- **Saved entries**
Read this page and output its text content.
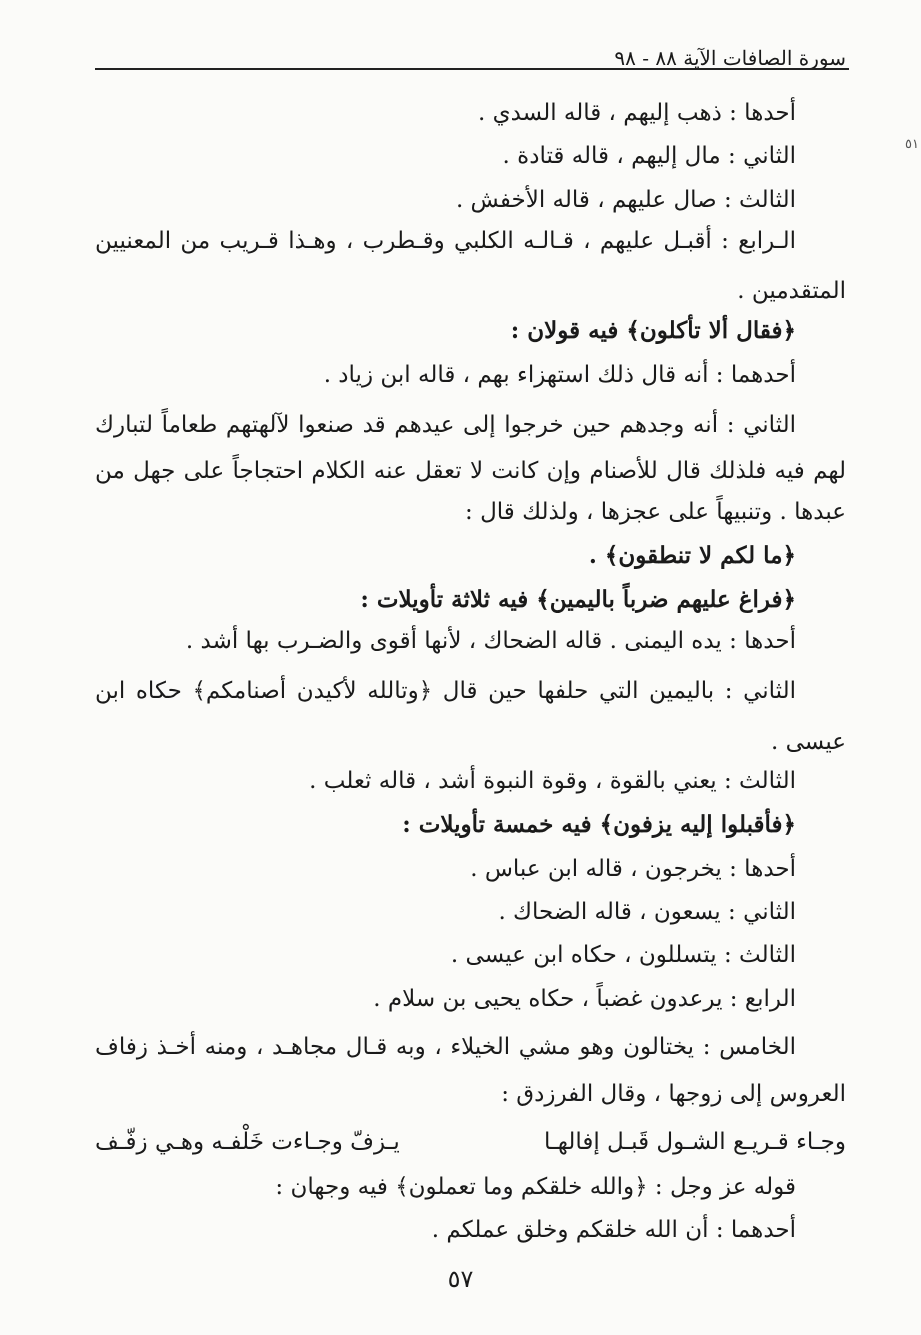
سورة الصافات الآية ٨٨ - ٩٨
٥١
أحدها : ذهب إليهم ، قاله السدي .
الثاني : مال إليهم ، قاله قتادة .
الثالث : صال عليهم ، قاله الأخفش .
الـرابع : أقبـل عليهم ، قـالـه الكلبي وقـطرب ، وهـذا قـريب من المعنيين
المتقدمين .
﴿فقال ألا تأكلون﴾ فيه قولان :
أحدهما : أنه قال ذلك استهزاء بهم ، قاله ابن زياد .
الثاني : أنه وجدهم حين خرجوا إلى عيدهم قد صنعوا لآلهتهم طعاماً لتبارك
لهم فيه فلذلك قال للأصنام وإن كانت لا تعقل عنه الكلام احتجاجاً على جهل من
عبدها . وتنبيهاً على عجزها ، ولذلك قال :
﴿ما لكم لا تنطقون﴾ .
﴿فراغ عليهم ضرباً باليمين﴾ فيه ثلاثة تأويلات :
أحدها : يده اليمنى . قاله الضحاك ، لأنها أقوى والضـرب بها أشد .
الثاني : باليمين التي حلفها حين قال ﴿وتالله لأكيدن أصنامكم﴾ حكاه ابن
عيسى .
الثالث : يعني بالقوة ، وقوة النبوة أشد ، قاله ثعلب .
﴿فأقبلوا إليه يزفون﴾ فيه خمسة تأويلات :
أحدها : يخرجون ، قاله ابن عباس .
الثاني : يسعون ، قاله الضحاك .
الثالث : يتسللون ، حكاه ابن عيسى .
الرابع : يرعدون غضباً ، حكاه يحيى بن سلام .
الخامس : يختالون وهو مشي الخيلاء ، وبه قـال مجاهـد ، ومنه أخـذ زفاف
العروس إلى زوجها ، وقال الفرزدق :
وجـاء قـريـع الشـول قَبـل إفالهـا
يـزفّ وجـاءت خَلْفـه وهـي زفّـف
قوله عز وجل : ﴿والله خلقكم وما تعملون﴾ فيه وجهان :
أحدهما : أن الله خلقكم وخلق عملكم .
٥٧
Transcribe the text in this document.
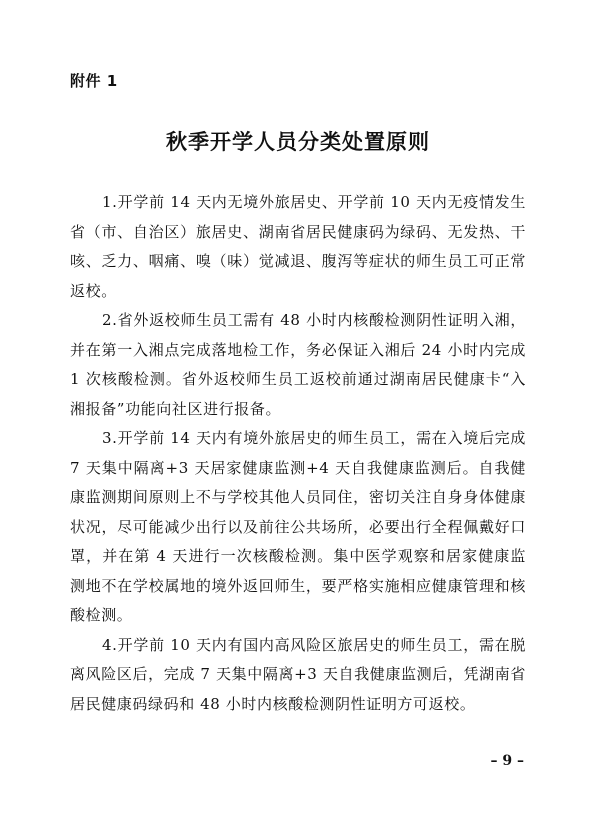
附件 1
秋季开学人员分类处置原则

1.开学前 14 天内无境外旅居史、开学前 10 天内无疫情发生省（市、自治区）旅居史、湖南省居民健康码为绿码、无发热、干咳、乏力、咽痛、嗅（味）觉减退、腹泻等症状的师生员工可正常返校。

2.省外返校师生员工需有 48 小时内核酸检测阴性证明入湘，并在第一入湘点完成落地检工作，务必保证入湘后 24 小时内完成 1 次核酸检测。省外返校师生员工返校前通过湖南居民健康卡“入湘报备”功能向社区进行报备。

3.开学前 14 天内有境外旅居史的师生员工，需在入境后完成 7 天集中隔离+3 天居家健康监测+4 天自我健康监测后。自我健康监测期间原则上不与学校其他人员同住，密切关注自身身体健康状况，尽可能减少出行以及前往公共场所，必要出行全程佩戴好口罩，并在第 4 天进行一次核酸检测。集中医学观察和居家健康监测地不在学校属地的境外返回师生，要严格实施相应健康管理和核酸检测。

4.开学前 10 天内有国内高风险区旅居史的师生员工，需在脱离风险区后，完成 7 天集中隔离+3 天自我健康监测后，凭湖南省居民健康码绿码和 48 小时内核酸检测阴性证明方可返校。

– 9 –
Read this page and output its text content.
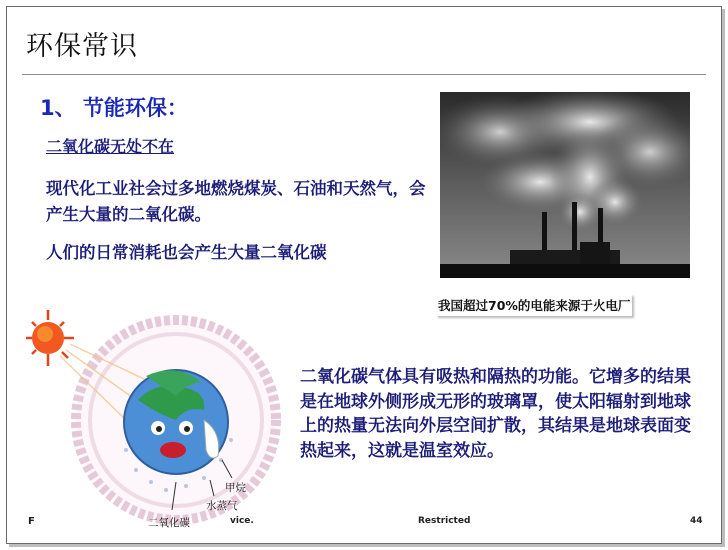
环保常识
1、 节能环保：
二氧化碳无处不在
现代化工业社会过多地燃烧煤炭、石油和天然气，会产生大量的二氧化碳。
人们的日常消耗也会产生大量二氧化碳
我国超过70%的电能来源于火电厂
甲烷
水蒸气
二氧化碳
二氧化碳气体具有吸热和隔热的功能。它增多的结果是在地球外侧形成无形的玻璃罩，使太阳辐射到地球上的热量无法向外层空间扩散，其结果是地球表面变热起来，这就是温室效应。
F	vice.	Restricted	44
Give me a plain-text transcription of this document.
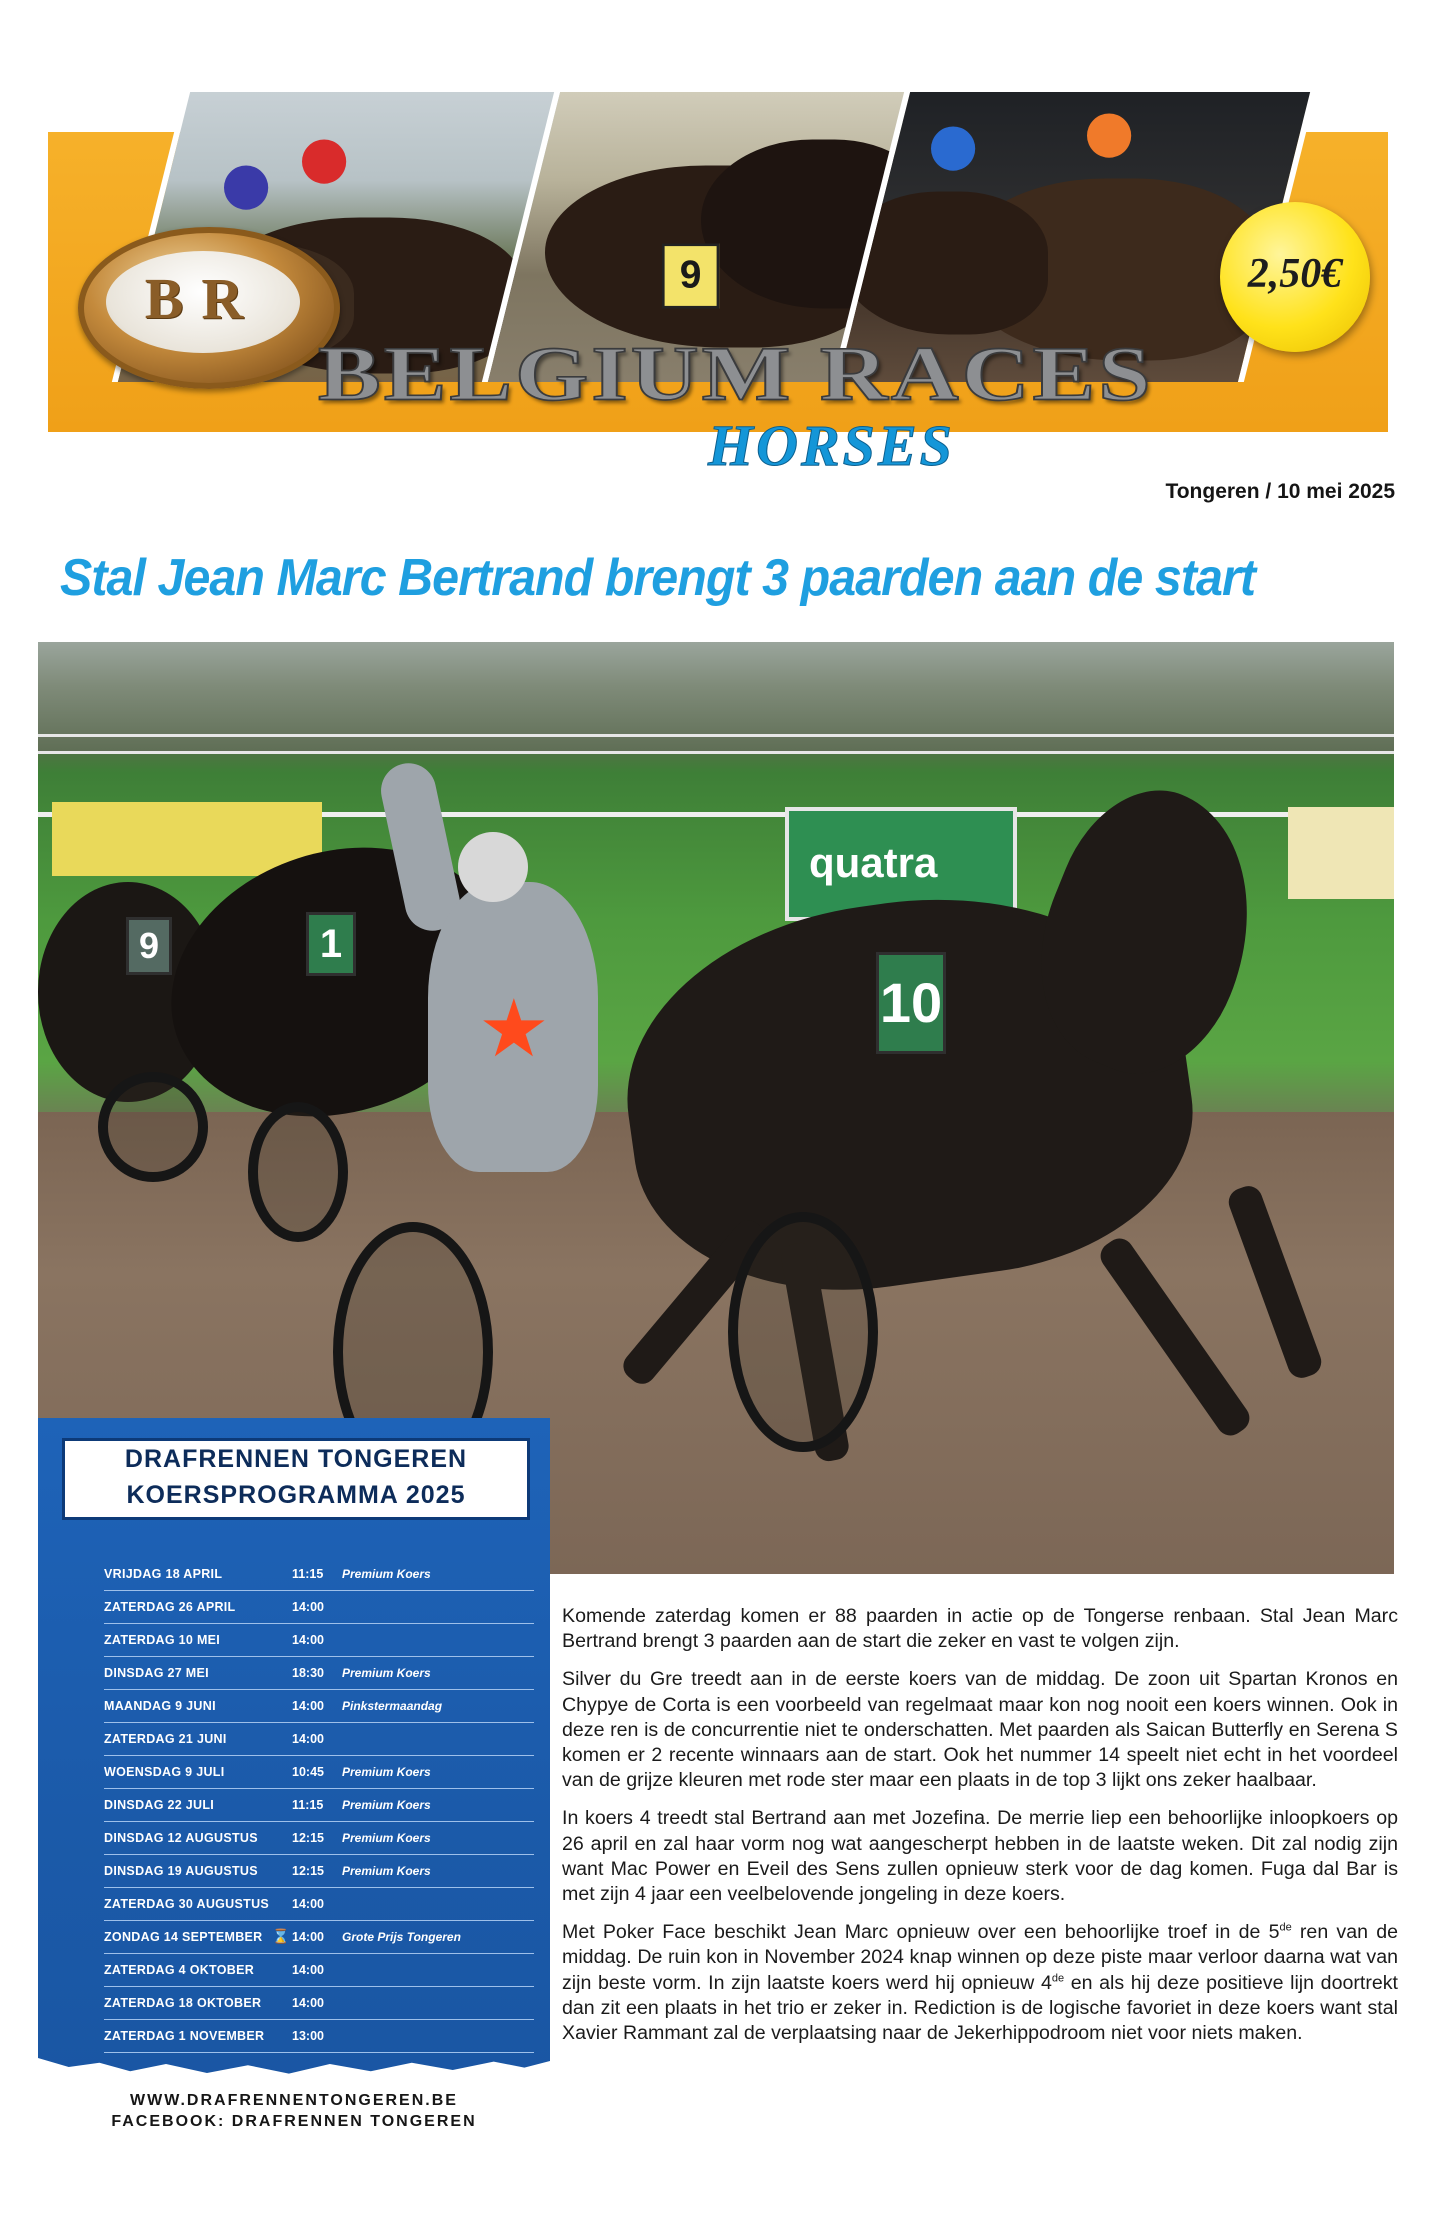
9
BR
BELGIUM RACES
HORSES
2,50€
Tongeren / 10 mei 2025
Stal Jean Marc Bertrand brengt 3 paarden aan de start
quatra
★	10
1
9
DRAFRENNEN TONGEREN
KOERSPROGRAMMA 2025
VRIJDAG 18 APRIL	11:15 Premium Koers
ZATERDAG 26 APRIL	14:00
ZATERDAG 10 MEI	14:00
DINSDAG 27 MEI	18:30 Premium Koers
MAANDAG 9 JUNI	14:00 Pinkstermaandag
ZATERDAG 21 JUNI	14:00
WOENSDAG 9 JULI	10:45 Premium Koers
DINSDAG 22 JULI	11:15 Premium Koers
DINSDAG 12 AUGUSTUS	12:15 Premium Koers
DINSDAG 19 AUGUSTUS	12:15 Premium Koers
ZATERDAG 30 AUGUSTUS 14:00
ZONDAG 14 SEPTEMBER ⌛ 14:00 Grote Prijs Tongeren
ZATERDAG 4 OKTOBER	14:00
ZATERDAG 18 OKTOBER 14:00
ZATERDAG 1 NOVEMBER 13:00
WWW.DRAFRENNENTONGEREN.BE
FACEBOOK: DRAFRENNEN TONGEREN

Komende zaterdag komen er 88 paarden in actie op de Tongerse renbaan. Stal Jean Marc Bertrand brengt 3 paarden aan de start die zeker en vast te volgen zijn.

Silver du Gre treedt aan in de eerste koers van de middag. De zoon uit Spartan Kronos en Chypye de Corta is een voorbeeld van regelmaat maar kon nog nooit een koers winnen. Ook in deze ren is de concurrentie niet te onderschatten. Met paarden als Saican Butterfly en Serena S komen er 2 recente winnaars aan de start. Ook het nummer 14 speelt niet echt in het voordeel van de grijze kleuren met rode ster maar een plaats in de top 3 lijkt ons zeker haalbaar.

In koers 4 treedt stal Bertrand aan met Jozefina. De merrie liep een behoorlijke inloopkoers op 26 april en zal haar vorm nog wat aangescherpt hebben in de laatste weken. Dit zal nodig zijn want Mac Power en Eveil des Sens zullen opnieuw sterk voor de dag komen. Fuga dal Bar is met zijn 4 jaar een veelbelovende jongeling in deze koers.

Met Poker Face beschikt Jean Marc opnieuw over een behoorlijke troef in de 5de ren van de middag. De ruin kon in November 2024 knap winnen op deze piste maar verloor daarna wat van zijn beste vorm. In zijn laatste koers werd hij opnieuw 4de en als hij deze positieve lijn doortrekt dan zit een plaats in het trio er zeker in. Rediction is de logische favoriet in deze koers want stal Xavier Rammant zal de verplaatsing naar de Jekerhippodroom niet voor niets maken.
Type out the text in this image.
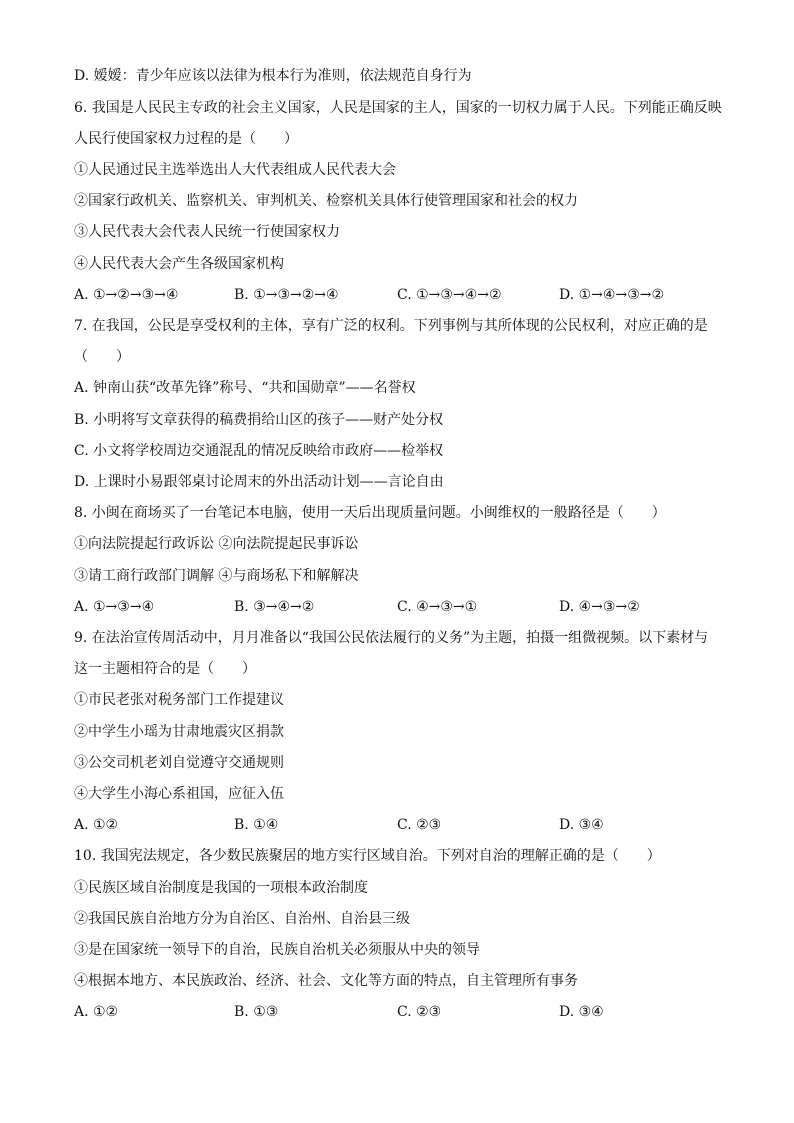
D. 嫒嫒：青少年应该以法律为根本行为准则，依法规范自身行为
6. 我国是人民民主专政的社会主义国家，人民是国家的主人，国家的一切权力属于人民。下列能正确反映
人民行使国家权力过程的是（　　）
①人民通过民主选举选出人大代表组成人民代表大会
②国家行政机关、监察机关、审判机关、检察机关具体行使管理国家和社会的权力
③人民代表大会代表人民统一行使国家权力
④人民代表大会产生各级国家机构
A. ①→②→③→④	B. ①→③→②→④	C. ①→③→④→②	D. ①→④→③→②
7. 在我国，公民是享受权利的主体，享有广泛的权利。下列事例与其所体现的公民权利，对应正确的是
（　　）
A. 钟南山获“改革先锋”称号、“共和国勋章”——名誉权
B. 小明将写文章获得的稿费捐给山区的孩子——财产处分权
C. 小文将学校周边交通混乱的情况反映给市政府——检举权
D. 上课时小易跟邻桌讨论周末的外出活动计划——言论自由
8. 小闽在商场买了一台笔记本电脑，使用一天后出现质量问题。小闽维权的一般路径是（　　）
①向法院提起行政诉讼 ②向法院提起民事诉讼
③请工商行政部门调解 ④与商场私下和解解决
A. ①→③→④	B. ③→④→②	C. ④→③→①	D. ④→③→②
9. 在法治宣传周活动中，月月准备以“我国公民依法履行的义务”为主题，拍摄一组微视频。以下素材与
这一主题相符合的是（　　）
①市民老张对税务部门工作提建议
②中学生小瑶为甘肃地震灾区捐款
③公交司机老刘自觉遵守交通规则
④大学生小海心系祖国，应征入伍
A. ①②	B. ①④	C. ②③	D. ③④
10. 我国宪法规定，各少数民族聚居的地方实行区域自治。下列对自治的理解正确的是（　　）
①民族区域自治制度是我国的一项根本政治制度
②我国民族自治地方分为自治区、自治州、自治县三级
③是在国家统一领导下的自治，民族自治机关必须服从中央的领导
④根据本地方、本民族政治、经济、社会、文化等方面的特点，自主管理所有事务
A. ①②	B. ①③	C. ②③	D. ③④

- **WHAT YOU SHOULD DO**
Write out each line of the data that holds the string "DINSDAG".

- **REPLY**
DINSDAG 27 MEI	18:30 Premium Koers
DINSDAG 22 JULI	11:15 Premium Koers
DINSDAG 12 AUGUSTUS	12:15 Premium Koers
DINSDAG 19 AUGUSTUS	12:15 Premium Koers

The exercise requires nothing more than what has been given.